[Start DATA ROWS]

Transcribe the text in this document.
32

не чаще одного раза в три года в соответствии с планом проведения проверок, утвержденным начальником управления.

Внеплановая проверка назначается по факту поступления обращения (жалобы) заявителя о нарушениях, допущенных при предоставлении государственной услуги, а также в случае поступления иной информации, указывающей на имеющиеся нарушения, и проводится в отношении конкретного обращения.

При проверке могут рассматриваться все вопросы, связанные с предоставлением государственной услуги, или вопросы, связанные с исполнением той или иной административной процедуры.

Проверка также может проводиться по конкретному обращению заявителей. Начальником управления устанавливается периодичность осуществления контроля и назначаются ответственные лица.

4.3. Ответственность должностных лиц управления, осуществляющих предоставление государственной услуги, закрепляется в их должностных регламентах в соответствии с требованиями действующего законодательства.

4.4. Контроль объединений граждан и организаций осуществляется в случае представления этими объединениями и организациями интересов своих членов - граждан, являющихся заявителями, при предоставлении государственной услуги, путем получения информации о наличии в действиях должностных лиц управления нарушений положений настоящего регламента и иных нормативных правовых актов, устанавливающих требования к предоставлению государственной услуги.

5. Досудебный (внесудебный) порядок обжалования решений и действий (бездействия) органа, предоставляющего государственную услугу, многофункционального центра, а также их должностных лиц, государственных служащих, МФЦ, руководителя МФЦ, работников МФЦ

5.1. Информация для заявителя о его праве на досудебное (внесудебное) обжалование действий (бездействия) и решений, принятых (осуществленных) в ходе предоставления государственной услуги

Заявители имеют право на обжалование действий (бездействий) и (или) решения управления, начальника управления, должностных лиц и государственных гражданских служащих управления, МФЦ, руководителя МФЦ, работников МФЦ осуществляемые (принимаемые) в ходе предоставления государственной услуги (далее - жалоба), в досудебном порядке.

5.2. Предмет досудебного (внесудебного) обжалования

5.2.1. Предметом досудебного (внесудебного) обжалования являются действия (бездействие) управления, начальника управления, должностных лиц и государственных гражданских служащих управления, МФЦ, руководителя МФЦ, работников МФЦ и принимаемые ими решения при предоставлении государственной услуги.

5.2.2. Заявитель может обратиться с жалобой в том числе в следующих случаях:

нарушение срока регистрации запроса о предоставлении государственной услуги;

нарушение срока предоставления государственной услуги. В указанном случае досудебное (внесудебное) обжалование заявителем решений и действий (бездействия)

[End DATA ROWS]

SHORT EXERCISE: Output the lines above verbatim and in full.

OUTPUT FOR THIS EXERCISE:
Transcribe the text in this document.
32

не чаще одного раза в три года в соответствии с планом проведения проверок, утвержденным начальником управления.

Внеплановая проверка назначается по факту поступления обращения (жалобы) заявителя о нарушениях, допущенных при предоставлении государственной услуги, а также в случае поступления иной информации, указывающей на имеющиеся нарушения, и проводится в отношении конкретного обращения.

При проверке могут рассматриваться все вопросы, связанные с предоставлением государственной услуги, или вопросы, связанные с исполнением той или иной административной процедуры.

Проверка также может проводиться по конкретному обращению заявителей. Начальником управления устанавливается периодичность осуществления контроля и назначаются ответственные лица.

4.3. Ответственность должностных лиц управления, осуществляющих предоставление государственной услуги, закрепляется в их должностных регламентах в соответствии с требованиями действующего законодательства.

4.4. Контроль объединений граждан и организаций осуществляется в случае представления этими объединениями и организациями интересов своих членов - граждан, являющихся заявителями, при предоставлении государственной услуги, путем получения информации о наличии в действиях должностных лиц управления нарушений положений настоящего регламента и иных нормативных правовых актов, устанавливающих требования к предоставлению государственной услуги.

5. Досудебный (внесудебный) порядок обжалования решений и действий (бездействия) органа, предоставляющего государственную услугу, многофункционального центра, а также их должностных лиц, государственных служащих, МФЦ, руководителя МФЦ, работников МФЦ

5.1. Информация для заявителя о его праве на досудебное (внесудебное) обжалование действий (бездействия) и решений, принятых (осуществленных) в ходе предоставления государственной услуги

Заявители имеют право на обжалование действий (бездействий) и (или) решения управления, начальника управления, должностных лиц и государственных гражданских служащих управления, МФЦ, руководителя МФЦ, работников МФЦ осуществляемые (принимаемые) в ходе предоставления государственной услуги (далее - жалоба), в досудебном порядке.

5.2. Предмет досудебного (внесудебного) обжалования

5.2.1. Предметом досудебного (внесудебного) обжалования являются действия (бездействие) управления, начальника управления, должностных лиц и государственных гражданских служащих управления, МФЦ, руководителя МФЦ, работников МФЦ и принимаемые ими решения при предоставлении государственной услуги.

5.2.2. Заявитель может обратиться с жалобой в том числе в следующих случаях:

нарушение срока регистрации запроса о предоставлении государственной услуги;

нарушение срока предоставления государственной услуги. В указанном случае досудебное (внесудебное) обжалование заявителем решений и действий (бездействия)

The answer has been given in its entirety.